Set exercise:
Return each entry exactly, omitting nothing.

_____

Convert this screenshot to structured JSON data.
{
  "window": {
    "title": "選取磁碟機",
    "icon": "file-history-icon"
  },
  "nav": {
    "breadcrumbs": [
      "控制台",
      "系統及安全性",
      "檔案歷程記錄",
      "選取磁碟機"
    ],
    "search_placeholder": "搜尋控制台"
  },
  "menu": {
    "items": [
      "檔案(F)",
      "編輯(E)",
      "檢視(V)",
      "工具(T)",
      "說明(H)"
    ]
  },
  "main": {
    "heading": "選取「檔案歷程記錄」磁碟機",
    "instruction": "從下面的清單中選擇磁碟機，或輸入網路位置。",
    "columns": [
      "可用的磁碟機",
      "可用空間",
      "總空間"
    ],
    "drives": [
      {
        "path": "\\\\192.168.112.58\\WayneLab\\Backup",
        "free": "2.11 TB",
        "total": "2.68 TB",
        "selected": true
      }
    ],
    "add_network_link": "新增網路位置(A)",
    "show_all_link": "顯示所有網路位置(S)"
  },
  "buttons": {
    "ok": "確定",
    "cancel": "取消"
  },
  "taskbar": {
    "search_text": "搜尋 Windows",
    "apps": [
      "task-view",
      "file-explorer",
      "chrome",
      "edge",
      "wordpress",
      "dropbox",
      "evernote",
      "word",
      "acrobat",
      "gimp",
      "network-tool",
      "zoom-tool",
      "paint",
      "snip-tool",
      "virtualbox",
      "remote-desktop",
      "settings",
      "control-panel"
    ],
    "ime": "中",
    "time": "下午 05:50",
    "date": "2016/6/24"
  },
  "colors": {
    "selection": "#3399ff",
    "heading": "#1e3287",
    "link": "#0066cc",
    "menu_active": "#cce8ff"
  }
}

_____

Output for this exercise:
Convert this screenshot to structured JSON data.
{
  "window": {
    "title": "選取磁碟機",
    "icon": "file-history-icon"
  },
  "nav": {
    "breadcrumbs": [
      "控制台",
      "系統及安全性",
      "檔案歷程記錄",
      "選取磁碟機"
    ],
    "search_placeholder": "搜尋控制台"
  },
  "menu": {
    "items": [
      "檔案(F)",
      "編輯(E)",
      "檢視(V)",
      "工具(T)",
      "說明(H)"
    ]
  },
  "main": {
    "heading": "選取「檔案歷程記錄」磁碟機",
    "instruction": "從下面的清單中選擇磁碟機，或輸入網路位置。",
    "columns": [
      "可用的磁碟機",
      "可用空間",
      "總空間"
    ],
    "drives": [
      {
        "path": "\\\\192.168.112.58\\WayneLab\\Backup",
        "free": "2.11 TB",
        "total": "2.68 TB",
        "selected": true
      }
    ],
    "add_network_link": "新增網路位置(A)",
    "show_all_link": "顯示所有網路位置(S)"
  },
  "buttons": {
    "ok": "確定",
    "cancel": "取消"
  },
  "taskbar": {
    "search_text": "搜尋 Windows",
    "apps": [
      "task-view",
      "file-explorer",
      "chrome",
      "edge",
      "wordpress",
      "dropbox",
      "evernote",
      "word",
      "acrobat",
      "gimp",
      "network-tool",
      "zoom-tool",
      "paint",
      "snip-tool",
      "virtualbox",
      "remote-desktop",
      "settings",
      "control-panel"
    ],
    "ime": "中",
    "time": "下午 05:50",
    "date": "2016/6/24"
  },
  "colors": {
    "selection": "#3399ff",
    "heading": "#1e3287",
    "link": "#0066cc",
    "menu_active": "#cce8ff"
  }
}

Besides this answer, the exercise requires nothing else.